Exercise goal ▸ Present every line in which the string "from" appears.

Collected data
==============================
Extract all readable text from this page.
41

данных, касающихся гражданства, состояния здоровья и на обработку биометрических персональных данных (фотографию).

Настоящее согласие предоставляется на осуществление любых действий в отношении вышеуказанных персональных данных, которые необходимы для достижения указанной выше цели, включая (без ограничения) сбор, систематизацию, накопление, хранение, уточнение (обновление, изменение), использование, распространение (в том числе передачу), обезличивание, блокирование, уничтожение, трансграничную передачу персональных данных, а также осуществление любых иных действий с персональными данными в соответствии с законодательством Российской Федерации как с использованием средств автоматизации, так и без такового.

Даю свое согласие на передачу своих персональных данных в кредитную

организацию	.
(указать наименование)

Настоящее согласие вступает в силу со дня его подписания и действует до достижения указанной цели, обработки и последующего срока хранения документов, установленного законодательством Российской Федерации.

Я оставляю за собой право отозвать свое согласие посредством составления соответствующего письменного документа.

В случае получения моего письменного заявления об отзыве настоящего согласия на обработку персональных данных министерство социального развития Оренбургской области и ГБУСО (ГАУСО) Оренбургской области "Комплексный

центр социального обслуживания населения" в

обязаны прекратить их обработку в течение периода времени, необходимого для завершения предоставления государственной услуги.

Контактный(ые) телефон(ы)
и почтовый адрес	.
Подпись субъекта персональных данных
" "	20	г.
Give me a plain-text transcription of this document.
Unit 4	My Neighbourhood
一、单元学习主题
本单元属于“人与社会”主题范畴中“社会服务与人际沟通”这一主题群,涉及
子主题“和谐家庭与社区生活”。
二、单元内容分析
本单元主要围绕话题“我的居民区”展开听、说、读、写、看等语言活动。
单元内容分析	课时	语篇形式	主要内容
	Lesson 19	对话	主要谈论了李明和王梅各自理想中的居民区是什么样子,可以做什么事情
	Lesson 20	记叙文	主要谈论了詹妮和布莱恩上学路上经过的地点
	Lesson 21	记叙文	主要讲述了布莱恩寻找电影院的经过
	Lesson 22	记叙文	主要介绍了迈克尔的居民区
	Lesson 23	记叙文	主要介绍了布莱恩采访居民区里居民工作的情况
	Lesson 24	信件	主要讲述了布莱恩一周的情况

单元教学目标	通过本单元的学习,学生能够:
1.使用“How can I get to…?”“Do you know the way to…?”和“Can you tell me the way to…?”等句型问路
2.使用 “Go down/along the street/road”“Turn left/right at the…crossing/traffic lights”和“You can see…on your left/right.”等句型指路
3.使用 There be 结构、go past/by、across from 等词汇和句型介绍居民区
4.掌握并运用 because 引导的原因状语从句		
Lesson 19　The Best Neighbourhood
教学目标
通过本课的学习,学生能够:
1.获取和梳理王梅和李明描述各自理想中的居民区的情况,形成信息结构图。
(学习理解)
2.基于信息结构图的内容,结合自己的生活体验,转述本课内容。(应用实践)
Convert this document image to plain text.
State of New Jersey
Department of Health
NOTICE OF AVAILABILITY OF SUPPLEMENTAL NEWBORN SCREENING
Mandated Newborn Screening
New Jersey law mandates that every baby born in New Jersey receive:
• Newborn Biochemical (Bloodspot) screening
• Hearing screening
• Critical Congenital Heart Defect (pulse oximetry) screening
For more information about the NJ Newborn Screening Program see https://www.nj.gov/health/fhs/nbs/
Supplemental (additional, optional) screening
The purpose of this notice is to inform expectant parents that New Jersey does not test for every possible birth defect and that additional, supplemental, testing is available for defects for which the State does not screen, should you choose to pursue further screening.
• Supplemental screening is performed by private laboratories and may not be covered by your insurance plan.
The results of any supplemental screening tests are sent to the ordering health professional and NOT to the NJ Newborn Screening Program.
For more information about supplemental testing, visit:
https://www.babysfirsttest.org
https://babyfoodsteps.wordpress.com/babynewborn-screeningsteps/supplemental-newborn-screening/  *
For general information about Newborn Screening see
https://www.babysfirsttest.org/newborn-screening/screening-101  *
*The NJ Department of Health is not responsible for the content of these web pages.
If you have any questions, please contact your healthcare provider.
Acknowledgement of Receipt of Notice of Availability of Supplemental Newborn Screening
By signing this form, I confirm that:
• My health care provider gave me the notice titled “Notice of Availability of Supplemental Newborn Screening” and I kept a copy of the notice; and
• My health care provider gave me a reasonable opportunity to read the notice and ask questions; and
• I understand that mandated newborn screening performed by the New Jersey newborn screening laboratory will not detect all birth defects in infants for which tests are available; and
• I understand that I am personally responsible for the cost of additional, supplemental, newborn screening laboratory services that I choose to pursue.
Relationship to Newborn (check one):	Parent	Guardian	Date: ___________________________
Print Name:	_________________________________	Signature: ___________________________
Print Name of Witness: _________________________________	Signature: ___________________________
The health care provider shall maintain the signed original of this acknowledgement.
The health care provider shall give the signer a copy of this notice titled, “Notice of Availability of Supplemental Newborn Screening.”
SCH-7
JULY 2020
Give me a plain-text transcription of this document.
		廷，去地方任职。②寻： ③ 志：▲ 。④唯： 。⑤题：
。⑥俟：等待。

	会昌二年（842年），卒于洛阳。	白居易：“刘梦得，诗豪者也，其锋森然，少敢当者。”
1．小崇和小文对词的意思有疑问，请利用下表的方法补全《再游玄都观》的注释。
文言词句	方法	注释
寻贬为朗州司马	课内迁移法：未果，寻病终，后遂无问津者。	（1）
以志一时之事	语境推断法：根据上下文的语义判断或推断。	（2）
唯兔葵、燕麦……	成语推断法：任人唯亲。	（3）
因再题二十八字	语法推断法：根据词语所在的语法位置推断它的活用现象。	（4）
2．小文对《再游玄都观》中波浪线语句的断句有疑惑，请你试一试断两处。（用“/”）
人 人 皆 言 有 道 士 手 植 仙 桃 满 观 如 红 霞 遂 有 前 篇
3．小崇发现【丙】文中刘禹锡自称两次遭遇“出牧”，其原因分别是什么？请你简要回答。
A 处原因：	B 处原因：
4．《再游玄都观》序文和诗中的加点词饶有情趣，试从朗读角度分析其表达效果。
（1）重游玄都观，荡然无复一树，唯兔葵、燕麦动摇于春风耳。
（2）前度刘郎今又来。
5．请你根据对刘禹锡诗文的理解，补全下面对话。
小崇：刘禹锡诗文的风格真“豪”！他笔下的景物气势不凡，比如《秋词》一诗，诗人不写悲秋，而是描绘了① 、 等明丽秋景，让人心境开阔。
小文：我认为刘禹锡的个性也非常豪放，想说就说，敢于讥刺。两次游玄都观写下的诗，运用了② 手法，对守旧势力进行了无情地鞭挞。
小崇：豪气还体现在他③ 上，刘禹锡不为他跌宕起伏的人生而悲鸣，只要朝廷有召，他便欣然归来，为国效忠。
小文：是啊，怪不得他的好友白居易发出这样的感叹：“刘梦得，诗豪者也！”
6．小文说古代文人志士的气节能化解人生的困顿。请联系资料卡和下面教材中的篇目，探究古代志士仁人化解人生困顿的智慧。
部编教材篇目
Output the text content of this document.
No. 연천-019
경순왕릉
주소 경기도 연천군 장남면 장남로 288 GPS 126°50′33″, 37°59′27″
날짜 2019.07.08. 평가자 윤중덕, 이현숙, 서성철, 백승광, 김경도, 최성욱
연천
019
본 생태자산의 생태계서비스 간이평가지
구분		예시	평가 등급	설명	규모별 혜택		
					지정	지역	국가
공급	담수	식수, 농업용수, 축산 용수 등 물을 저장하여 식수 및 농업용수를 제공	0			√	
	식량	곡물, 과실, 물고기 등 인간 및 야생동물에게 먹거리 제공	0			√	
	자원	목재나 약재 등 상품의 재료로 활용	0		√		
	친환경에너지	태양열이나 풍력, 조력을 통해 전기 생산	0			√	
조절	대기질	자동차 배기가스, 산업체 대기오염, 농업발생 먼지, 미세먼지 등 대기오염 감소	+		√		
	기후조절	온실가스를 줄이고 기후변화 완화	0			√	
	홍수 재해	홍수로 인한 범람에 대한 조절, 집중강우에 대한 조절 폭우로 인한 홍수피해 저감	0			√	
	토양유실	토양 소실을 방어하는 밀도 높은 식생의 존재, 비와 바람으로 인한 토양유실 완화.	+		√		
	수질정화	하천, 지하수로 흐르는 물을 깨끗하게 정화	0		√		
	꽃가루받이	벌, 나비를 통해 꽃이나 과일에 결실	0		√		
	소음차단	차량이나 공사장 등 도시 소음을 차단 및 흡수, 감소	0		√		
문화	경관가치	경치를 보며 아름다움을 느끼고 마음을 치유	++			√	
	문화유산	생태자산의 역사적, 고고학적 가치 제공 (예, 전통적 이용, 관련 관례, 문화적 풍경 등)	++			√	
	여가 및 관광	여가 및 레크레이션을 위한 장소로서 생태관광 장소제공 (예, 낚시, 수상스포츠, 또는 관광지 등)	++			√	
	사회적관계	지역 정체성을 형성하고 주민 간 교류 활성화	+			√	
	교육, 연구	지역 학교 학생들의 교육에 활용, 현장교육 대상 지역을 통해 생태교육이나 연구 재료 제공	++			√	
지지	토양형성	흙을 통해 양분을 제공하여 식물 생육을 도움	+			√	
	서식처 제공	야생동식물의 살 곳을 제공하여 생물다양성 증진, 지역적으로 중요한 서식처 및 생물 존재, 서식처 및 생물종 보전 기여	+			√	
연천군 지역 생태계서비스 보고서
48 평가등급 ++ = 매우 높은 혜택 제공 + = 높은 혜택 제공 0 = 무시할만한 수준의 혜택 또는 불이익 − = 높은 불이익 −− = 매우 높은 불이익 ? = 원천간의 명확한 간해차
==============================
Correct response ▸
Extract all readable text from this page.
3.使用 There be 结构、go past/by、across from 等词汇和句型介绍居民区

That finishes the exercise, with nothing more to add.